DO THIS:
Give only the number of lines in these records that contain the word "your".

Stored items:
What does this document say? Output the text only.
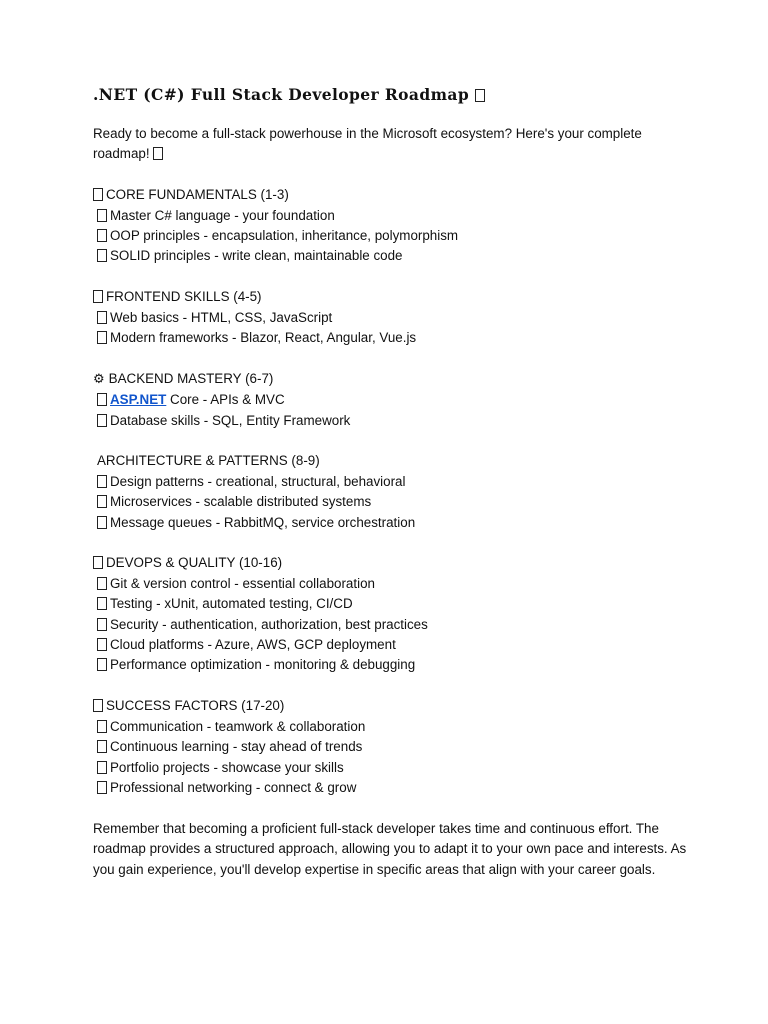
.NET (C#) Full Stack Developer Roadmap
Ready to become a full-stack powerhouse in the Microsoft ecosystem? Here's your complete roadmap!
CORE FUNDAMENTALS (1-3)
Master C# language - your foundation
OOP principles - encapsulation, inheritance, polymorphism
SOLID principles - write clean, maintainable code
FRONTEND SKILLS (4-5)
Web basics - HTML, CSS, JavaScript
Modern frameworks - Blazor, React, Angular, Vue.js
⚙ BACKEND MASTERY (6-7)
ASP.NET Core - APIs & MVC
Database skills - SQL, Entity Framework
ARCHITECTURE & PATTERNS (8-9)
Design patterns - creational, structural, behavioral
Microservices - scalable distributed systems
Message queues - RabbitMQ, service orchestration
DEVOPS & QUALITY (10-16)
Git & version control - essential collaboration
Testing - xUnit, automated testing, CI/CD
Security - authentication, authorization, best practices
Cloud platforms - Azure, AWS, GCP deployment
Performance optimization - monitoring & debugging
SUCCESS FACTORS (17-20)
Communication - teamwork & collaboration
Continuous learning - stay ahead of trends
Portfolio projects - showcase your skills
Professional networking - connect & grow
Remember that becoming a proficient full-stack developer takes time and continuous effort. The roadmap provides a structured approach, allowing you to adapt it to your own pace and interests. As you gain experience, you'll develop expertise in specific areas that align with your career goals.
---
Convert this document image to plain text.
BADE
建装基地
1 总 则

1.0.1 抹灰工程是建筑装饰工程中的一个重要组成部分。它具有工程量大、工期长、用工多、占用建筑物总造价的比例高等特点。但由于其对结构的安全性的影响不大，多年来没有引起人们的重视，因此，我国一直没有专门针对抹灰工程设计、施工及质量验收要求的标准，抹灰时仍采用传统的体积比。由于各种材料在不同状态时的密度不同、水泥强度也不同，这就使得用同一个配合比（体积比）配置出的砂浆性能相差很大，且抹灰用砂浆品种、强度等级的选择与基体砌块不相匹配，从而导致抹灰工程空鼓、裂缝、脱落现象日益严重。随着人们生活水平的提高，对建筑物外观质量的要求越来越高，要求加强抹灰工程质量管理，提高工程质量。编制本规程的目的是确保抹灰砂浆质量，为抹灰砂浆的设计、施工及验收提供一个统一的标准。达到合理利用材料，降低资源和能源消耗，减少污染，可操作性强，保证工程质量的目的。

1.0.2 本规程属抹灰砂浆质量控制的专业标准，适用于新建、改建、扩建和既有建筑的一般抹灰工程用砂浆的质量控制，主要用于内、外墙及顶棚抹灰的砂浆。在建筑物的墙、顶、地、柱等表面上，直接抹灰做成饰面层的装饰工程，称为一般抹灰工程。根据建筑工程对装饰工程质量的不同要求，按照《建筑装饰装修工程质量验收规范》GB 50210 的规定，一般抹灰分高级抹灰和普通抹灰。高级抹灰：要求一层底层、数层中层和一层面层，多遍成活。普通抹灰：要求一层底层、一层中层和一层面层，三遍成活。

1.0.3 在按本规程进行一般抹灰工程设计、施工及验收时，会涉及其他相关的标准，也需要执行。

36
* * *
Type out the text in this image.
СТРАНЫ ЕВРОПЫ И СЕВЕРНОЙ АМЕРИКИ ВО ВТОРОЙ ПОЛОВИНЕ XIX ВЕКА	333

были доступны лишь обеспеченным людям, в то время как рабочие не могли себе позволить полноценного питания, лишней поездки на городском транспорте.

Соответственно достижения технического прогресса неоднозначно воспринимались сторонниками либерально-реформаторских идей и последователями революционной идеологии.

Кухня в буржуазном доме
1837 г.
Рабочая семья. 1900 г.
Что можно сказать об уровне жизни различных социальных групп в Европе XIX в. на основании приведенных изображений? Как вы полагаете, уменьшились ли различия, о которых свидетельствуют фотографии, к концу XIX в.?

EXERCISE ANSWER:
4